Problem => Every line of the records must be repeated exactly; pictures stay out.

[Collected data entries]
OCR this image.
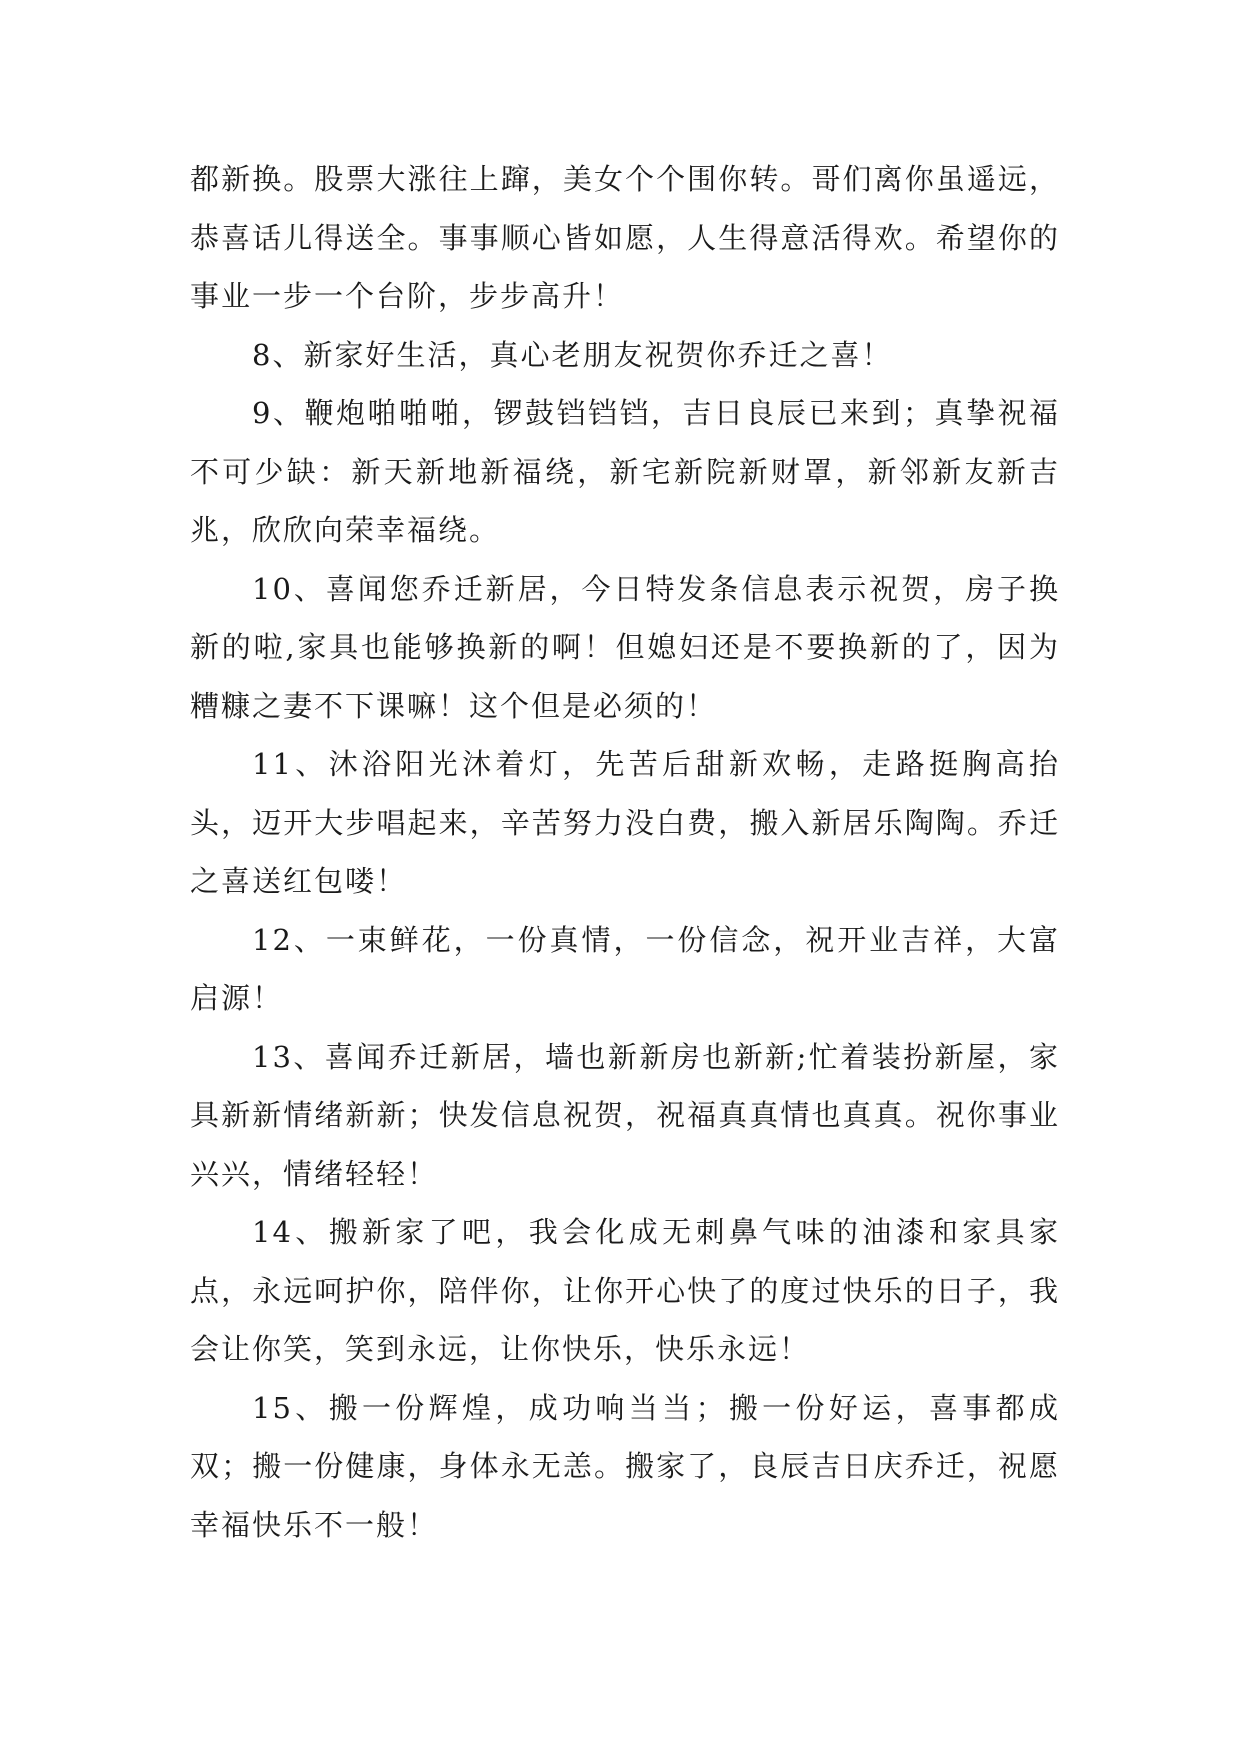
都新换。股票大涨往上蹿，美女个个围你转。哥们离你虽遥远，恭喜话儿得送全。事事顺心皆如愿，人生得意活得欢。希望你的事业一步一个台阶，步步高升！

8、新家好生活，真心老朋友祝贺你乔迁之喜！

9、鞭炮啪啪啪，锣鼓铛铛铛，吉日良辰已来到；真挚祝福不可少缺：新天新地新福绕，新宅新院新财罩，新邻新友新吉兆，欣欣向荣幸福绕。

10、喜闻您乔迁新居，今日特发条信息表示祝贺，房子换新的啦,家具也能够换新的啊！但媳妇还是不要换新的了，因为糟糠之妻不下课嘛！这个但是必须的！

11、沐浴阳光沐着灯，先苦后甜新欢畅，走路挺胸高抬头，迈开大步唱起来，辛苦努力没白费，搬入新居乐陶陶。乔迁之喜送红包喽！

12、一束鲜花，一份真情，一份信念，祝开业吉祥，大富启源！

13、喜闻乔迁新居，墙也新新房也新新;忙着装扮新屋，家具新新情绪新新；快发信息祝贺，祝福真真情也真真。祝你事业兴兴，情绪轻轻！

14、搬新家了吧，我会化成无刺鼻气味的油漆和家具家点，永远呵护你，陪伴你，让你开心快了的度过快乐的日子，我会让你笑，笑到永远，让你快乐，快乐永远！

15、搬一份辉煌，成功响当当；搬一份好运，喜事都成双；搬一份健康，身体永无恙。搬家了，良辰吉日庆乔迁，祝愿幸福快乐不一般！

Complete response =>
OCR this image.
都新换。股票大涨往上蹿，美女个个围你转。哥们离你虽遥远，恭喜话儿得送全。事事顺心皆如愿，人生得意活得欢。希望你的事业一步一个台阶，步步高升！

8、新家好生活，真心老朋友祝贺你乔迁之喜！

9、鞭炮啪啪啪，锣鼓铛铛铛，吉日良辰已来到；真挚祝福不可少缺：新天新地新福绕，新宅新院新财罩，新邻新友新吉兆，欣欣向荣幸福绕。

10、喜闻您乔迁新居，今日特发条信息表示祝贺，房子换新的啦,家具也能够换新的啊！但媳妇还是不要换新的了，因为糟糠之妻不下课嘛！这个但是必须的！

11、沐浴阳光沐着灯，先苦后甜新欢畅，走路挺胸高抬头，迈开大步唱起来，辛苦努力没白费，搬入新居乐陶陶。乔迁之喜送红包喽！

12、一束鲜花，一份真情，一份信念，祝开业吉祥，大富启源！

13、喜闻乔迁新居，墙也新新房也新新;忙着装扮新屋，家具新新情绪新新；快发信息祝贺，祝福真真情也真真。祝你事业兴兴，情绪轻轻！

14、搬新家了吧，我会化成无刺鼻气味的油漆和家具家点，永远呵护你，陪伴你，让你开心快了的度过快乐的日子，我会让你笑，笑到永远，让你快乐，快乐永远！

15、搬一份辉煌，成功响当当；搬一份好运，喜事都成双；搬一份健康，身体永无恙。搬家了，良辰吉日庆乔迁，祝愿幸福快乐不一般！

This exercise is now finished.